Claudia Blackburn

January, 2013

Over the next few months we’ll be running a series on the real lives of the Age Group triathlete. We’ll chronicle the ups and downs, victories and hardships of training in the everyday athlete.

We begin with Claudia Blackburn, a veteran triathlete starting her 9th year of competition.

Happy New Year! I am really looking forward to my 9th triathlon training season. First, let me introduce myself in this entry, my name is Claudia, alias “Ironmaiden” – a nickname I received over two years ago after being stricken by a serious bout of pneumonia, subsequent long-term breathing complications, and maintaining a persistent desire to stay as active as possible in the subsequent recovery months. Since then, I have earned this nickname repeatedly due to chronic diseases, disorders, and injuries throughout 2012. I am closing in on my 55th birthday as a latecomer mid to back “packer” triathlete with some golden moments of glory as an age-grouper in smaller races. Secretly, I am a student of every aspect of the sport from nutrition to power training. However, I believe that if I were to survey first impressions, most people would mistakenly discount me as a serious athlete; nonetheless, I take this sport, my training, and my athletic aspirations quite serious even if my body does not show it or cooperate. As I have aged, I have maintained a commitment to remain active regardless of ailments and tailor trainings to work around them. I want to be the last women standing – and have made a promise to one my girlfriends that we will do an Ironman to celebrate our 70th birthday.

Future Endeavors: In this upcoming season, the Lake Placid Ironman is my primary focus. In triathlon terms, it is my “A” race. Between now and Lake Placid, I am registered for a 22k flying moose cross-country ski race at the end of February, rock-n-roll half marathon, at least one half-ironman, and smaller distances including the Columbia triathlon. More frightening than all of these races put together, I will be attending a weeklong altitude triathlete training camp in the Rockies in May – a surprise holiday gift from my partner.

* _TASK ITEM A_:
Answer these questions from the triathlon diary entry:
(i) Which year of triathlon competition is Claudia Blackburn starting?
(ii) What did she promise one of her girlfriends they would do for their 70th birthday?
(iii) Which race is her "A" race this season?
* _TASK ITEM B_: Extend the triathlon diary entry by writing the next part, picking up after its last sentence.
This material has nothing to do with the triathlon diary entry.

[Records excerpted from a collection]

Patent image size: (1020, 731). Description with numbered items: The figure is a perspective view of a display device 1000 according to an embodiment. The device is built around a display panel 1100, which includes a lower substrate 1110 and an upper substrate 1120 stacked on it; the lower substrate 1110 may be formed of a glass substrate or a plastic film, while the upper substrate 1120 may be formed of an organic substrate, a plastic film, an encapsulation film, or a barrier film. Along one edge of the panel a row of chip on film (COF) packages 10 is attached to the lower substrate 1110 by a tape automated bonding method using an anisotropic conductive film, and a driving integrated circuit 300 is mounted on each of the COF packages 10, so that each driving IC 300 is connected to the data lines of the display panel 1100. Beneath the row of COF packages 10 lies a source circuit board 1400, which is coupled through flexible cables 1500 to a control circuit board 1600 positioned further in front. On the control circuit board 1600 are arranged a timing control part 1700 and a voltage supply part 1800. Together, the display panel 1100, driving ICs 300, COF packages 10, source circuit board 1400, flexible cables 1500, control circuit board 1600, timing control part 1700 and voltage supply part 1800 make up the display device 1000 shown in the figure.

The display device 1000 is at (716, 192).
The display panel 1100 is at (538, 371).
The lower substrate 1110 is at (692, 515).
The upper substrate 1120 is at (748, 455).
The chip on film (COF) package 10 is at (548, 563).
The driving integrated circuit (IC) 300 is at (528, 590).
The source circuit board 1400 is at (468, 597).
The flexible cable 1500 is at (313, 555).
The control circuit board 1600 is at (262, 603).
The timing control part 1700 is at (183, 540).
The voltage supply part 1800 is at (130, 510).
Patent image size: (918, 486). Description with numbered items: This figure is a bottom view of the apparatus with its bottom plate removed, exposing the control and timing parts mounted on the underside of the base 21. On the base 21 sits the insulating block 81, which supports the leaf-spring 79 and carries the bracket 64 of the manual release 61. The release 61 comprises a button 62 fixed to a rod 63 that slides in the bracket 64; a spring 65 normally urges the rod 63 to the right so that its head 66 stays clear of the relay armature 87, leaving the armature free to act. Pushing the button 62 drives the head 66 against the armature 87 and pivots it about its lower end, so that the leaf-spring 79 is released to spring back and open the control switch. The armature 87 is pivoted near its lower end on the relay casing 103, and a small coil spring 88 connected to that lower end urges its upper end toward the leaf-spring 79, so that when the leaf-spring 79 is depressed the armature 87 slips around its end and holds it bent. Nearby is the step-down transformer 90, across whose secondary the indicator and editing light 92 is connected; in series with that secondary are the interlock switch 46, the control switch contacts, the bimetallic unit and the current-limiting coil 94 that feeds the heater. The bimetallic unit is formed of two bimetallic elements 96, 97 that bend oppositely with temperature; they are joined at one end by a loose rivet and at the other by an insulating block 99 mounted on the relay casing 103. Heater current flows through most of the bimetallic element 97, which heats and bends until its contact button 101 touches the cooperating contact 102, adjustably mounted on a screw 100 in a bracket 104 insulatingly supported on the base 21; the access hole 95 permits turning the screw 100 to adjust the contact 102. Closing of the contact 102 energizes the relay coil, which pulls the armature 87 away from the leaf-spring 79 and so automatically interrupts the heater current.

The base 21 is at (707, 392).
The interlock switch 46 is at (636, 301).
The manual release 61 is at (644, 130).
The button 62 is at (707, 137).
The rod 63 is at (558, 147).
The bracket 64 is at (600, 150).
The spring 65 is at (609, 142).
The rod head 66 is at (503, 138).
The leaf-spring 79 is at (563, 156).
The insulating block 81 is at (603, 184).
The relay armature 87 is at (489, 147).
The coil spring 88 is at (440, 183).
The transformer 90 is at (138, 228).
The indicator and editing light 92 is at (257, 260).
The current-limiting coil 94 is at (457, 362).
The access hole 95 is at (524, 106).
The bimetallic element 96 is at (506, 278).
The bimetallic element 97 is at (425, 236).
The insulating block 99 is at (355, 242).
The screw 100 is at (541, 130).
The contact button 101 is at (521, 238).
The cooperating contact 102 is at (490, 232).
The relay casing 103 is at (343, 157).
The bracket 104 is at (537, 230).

* _OUTPUT A_:
(i) Her 9th year.
(ii) Do an Ironman together.
(iii) The Lake Placid Ironman.

* _OUTPUT B_:
Past Endeavors: Since 2005, I have run several marathons, numerous half-marathons, trail runs; completed open-water swims, MS 150s, cross-country ski races including the American Birkebeiner; and participated in all triathlon distances including off-road races. I recently participated in a benefit climb on Mt. Washington, NH. I also have acquired a few reluctant, but noteworthy, DNFs including the Arizona Ironman only 8 miles out and have had several stellar crashes – a flip off a snow mountain bike by going “no holds barred” down a cross country ski slope in Minnesota this past year and ripping off the bike seat and post during a crash due to my inability to unclip from either pedal. Beyond this, I have gained great pleasure in introducing people to the sport, and helping them to get to their first start line.

Most Memorable Moments include the second turn-around on the Arizona Ironman bike course an hour ahead of cut-off, resorting to a bonk-driven walk during the run portion of a triathlon that lead to a heart-felt conversation with a women who was racing and crying for her sister who had recently died from breast cancer, completing the American Birkebeiner Cross Country Ski Kortelopet at minus 16 degrees Fahrenheit without frostbite or falling, and a seamless 1st transition in a New Jersey relay triathlon race from bike to kayak with my Aunt who died two years ago from ALS.